PROVIDED RECORDS:
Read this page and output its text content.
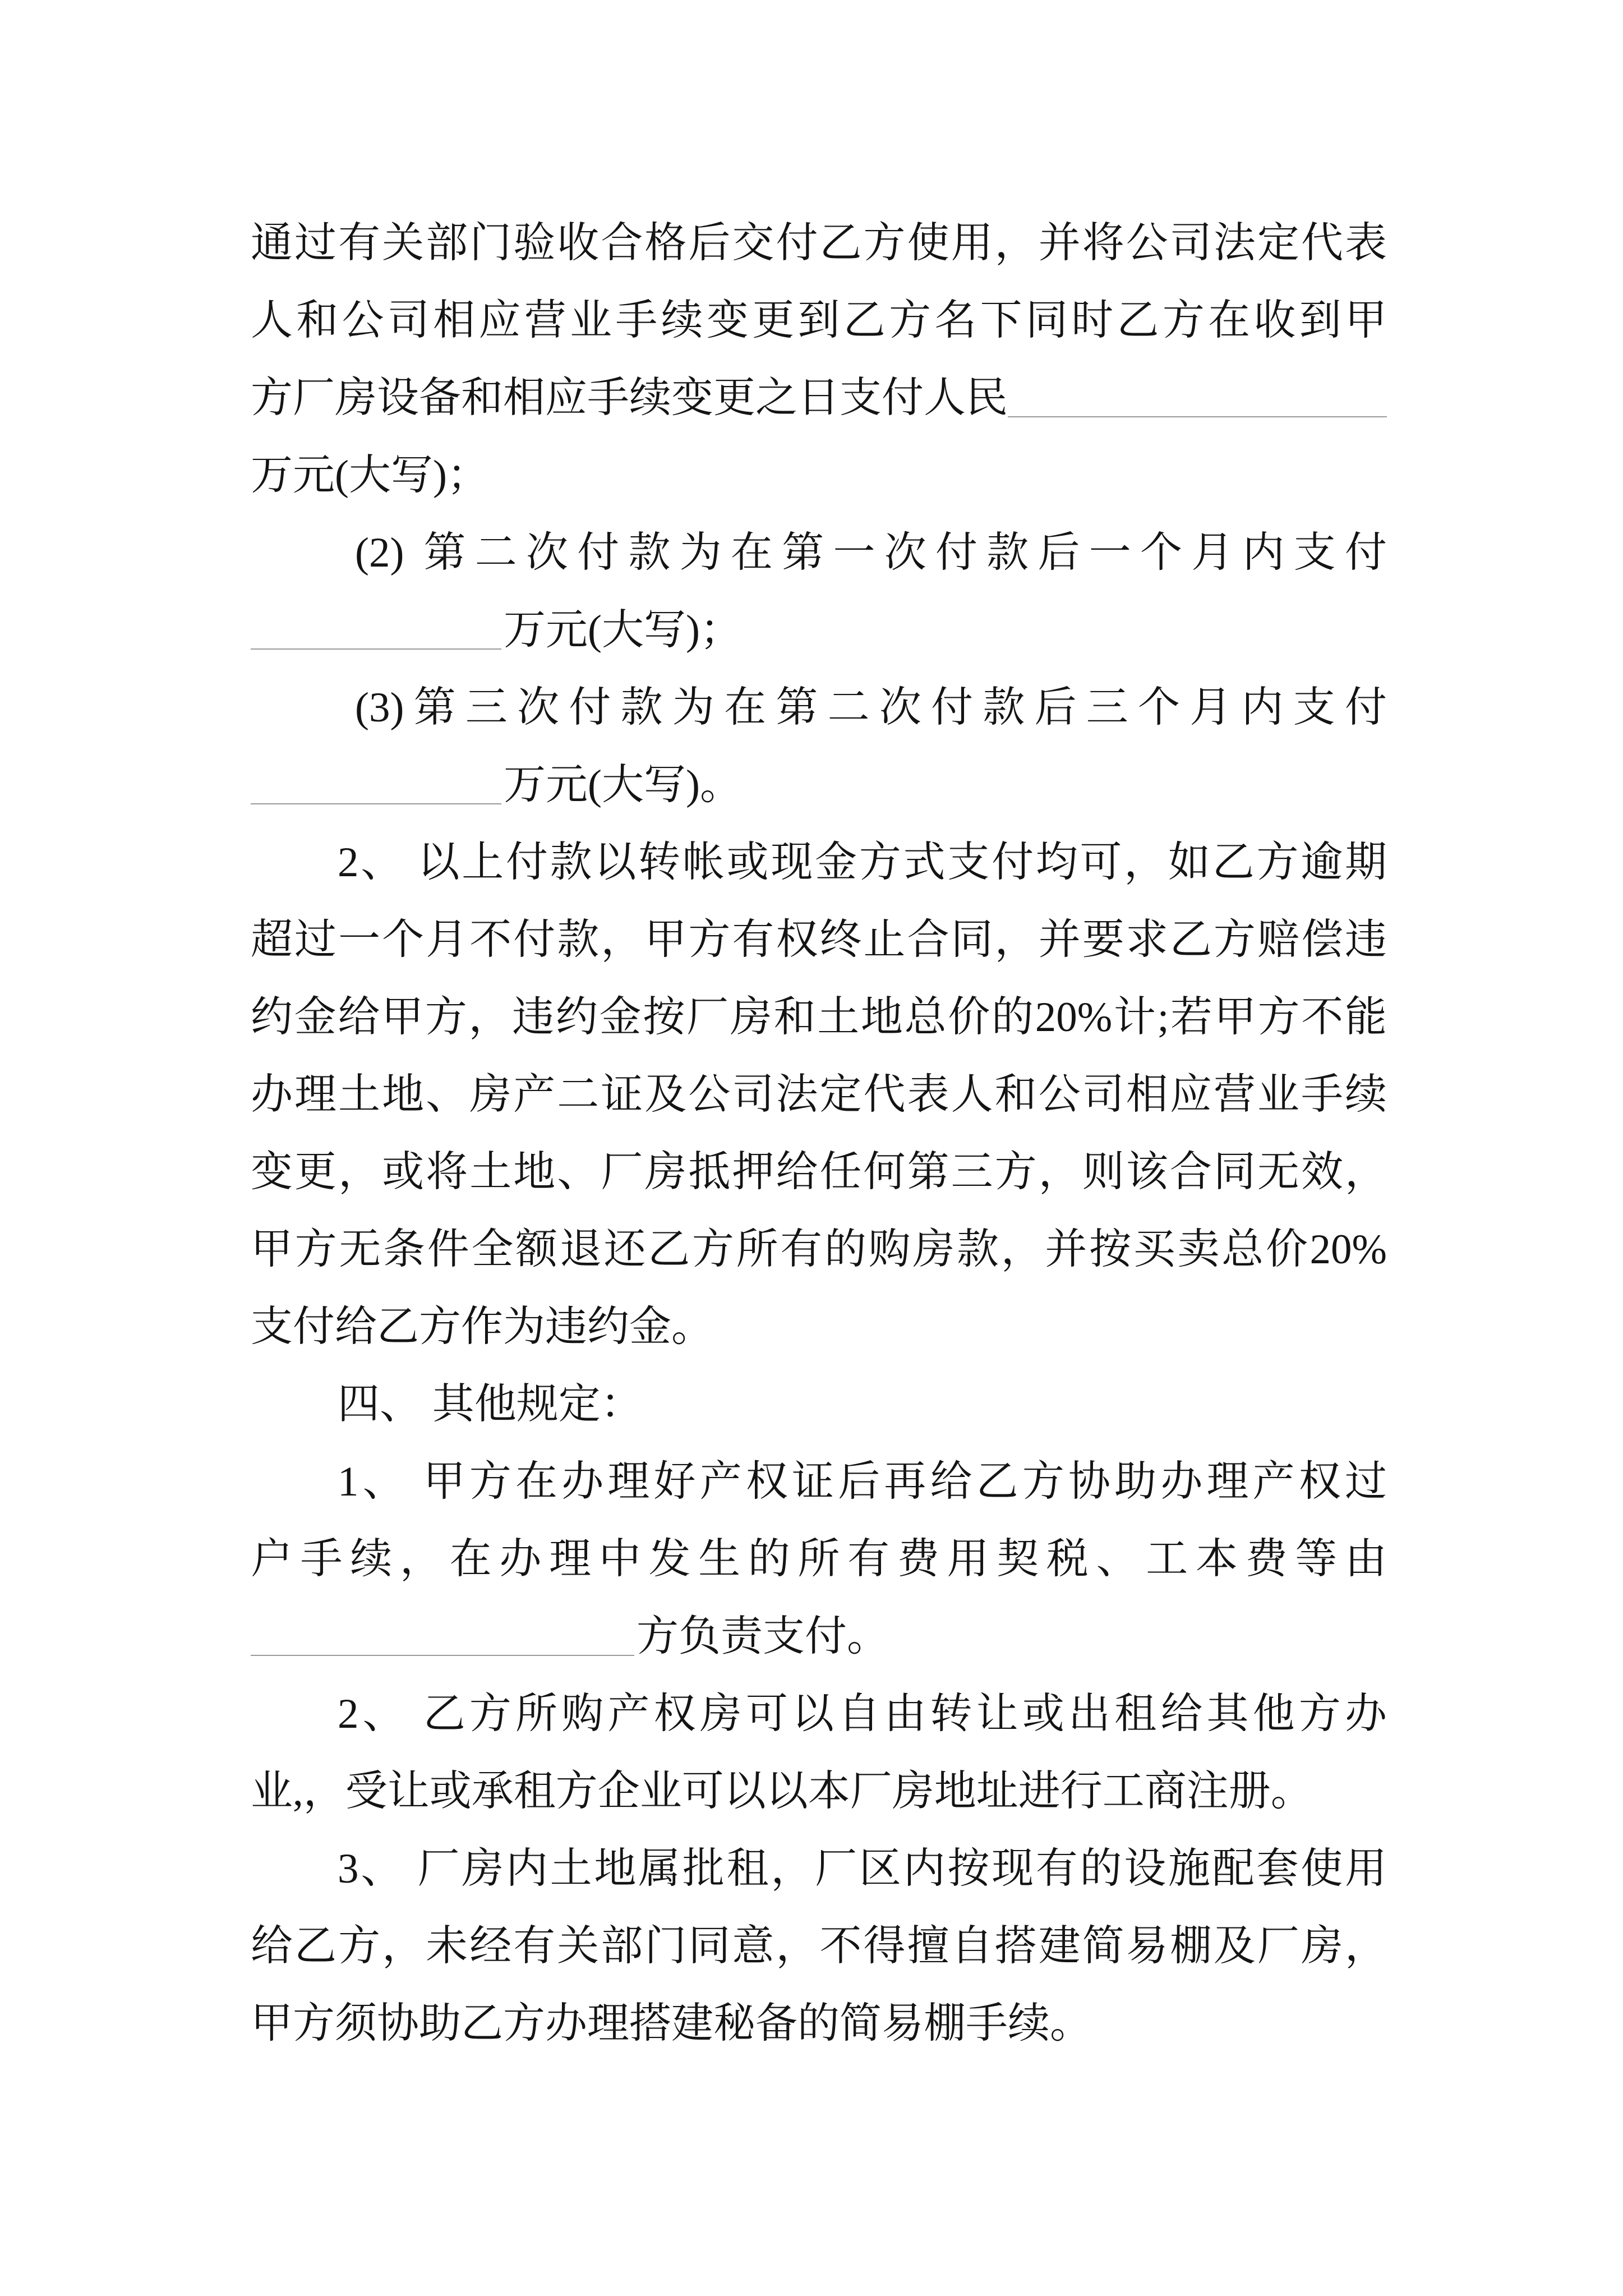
通过有关部门验收合格后交付乙方使用，并将公司法定代表
人和公司相应营业手续变更到乙方名下同时乙方在收到甲
方厂房设备和相应手续变更之日支付人民
万元(大写)；
(2) 第二次付款为在第一次付款后一个月内支付
万元(大写)；
(3)第三次付款为在第二次付款后三个月内支付
万元(大写)。
2、 以上付款以转帐或现金方式支付均可，如乙方逾期
超过一个月不付款，甲方有权终止合同，并要求乙方赔偿违
约金给甲方，违约金按厂房和土地总价的20%计;若甲方不能
办理土地、房产二证及公司法定代表人和公司相应营业手续
变更，或将土地、厂房抵押给任何第三方，则该合同无效，
甲方无条件全额退还乙方所有的购房款，并按买卖总价20%
支付给乙方作为违约金。
四、 其他规定：
1、 甲方在办理好产权证后再给乙方协助办理产权过
户手续，在办理中发生的所有费用契税、工本费等由
方负责支付。
2、 乙方所购产权房可以自由转让或出租给其他方办
业,，受让或承租方企业可以以本厂房地址进行工商注册。
3、 厂房内土地属批租，厂区内按现有的设施配套使用
给乙方，未经有关部门同意，不得擅自搭建简易棚及厂房，
甲方须协助乙方办理搭建秘备的简易棚手续。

WORK INSTRUCTIONS: Output every entry exactly as given; pictures are not part of the copy.

SOLUTION TO THE EXERCISE:
Read this page and output its text content.
通过有关部门验收合格后交付乙方使用，并将公司法定代表
人和公司相应营业手续变更到乙方名下同时乙方在收到甲
方厂房设备和相应手续变更之日支付人民
万元(大写)；
(2) 第二次付款为在第一次付款后一个月内支付
万元(大写)；
(3)第三次付款为在第二次付款后三个月内支付
万元(大写)。
2、 以上付款以转帐或现金方式支付均可，如乙方逾期
超过一个月不付款，甲方有权终止合同，并要求乙方赔偿违
约金给甲方，违约金按厂房和土地总价的20%计;若甲方不能
办理土地、房产二证及公司法定代表人和公司相应营业手续
变更，或将土地、厂房抵押给任何第三方，则该合同无效，
甲方无条件全额退还乙方所有的购房款，并按买卖总价20%
支付给乙方作为违约金。
四、 其他规定：
1、 甲方在办理好产权证后再给乙方协助办理产权过
户手续，在办理中发生的所有费用契税、工本费等由
方负责支付。
2、 乙方所购产权房可以自由转让或出租给其他方办
业,，受让或承租方企业可以以本厂房地址进行工商注册。
3、 厂房内土地属批租，厂区内按现有的设施配套使用
给乙方，未经有关部门同意，不得擅自搭建简易棚及厂房，
甲方须协助乙方办理搭建秘备的简易棚手续。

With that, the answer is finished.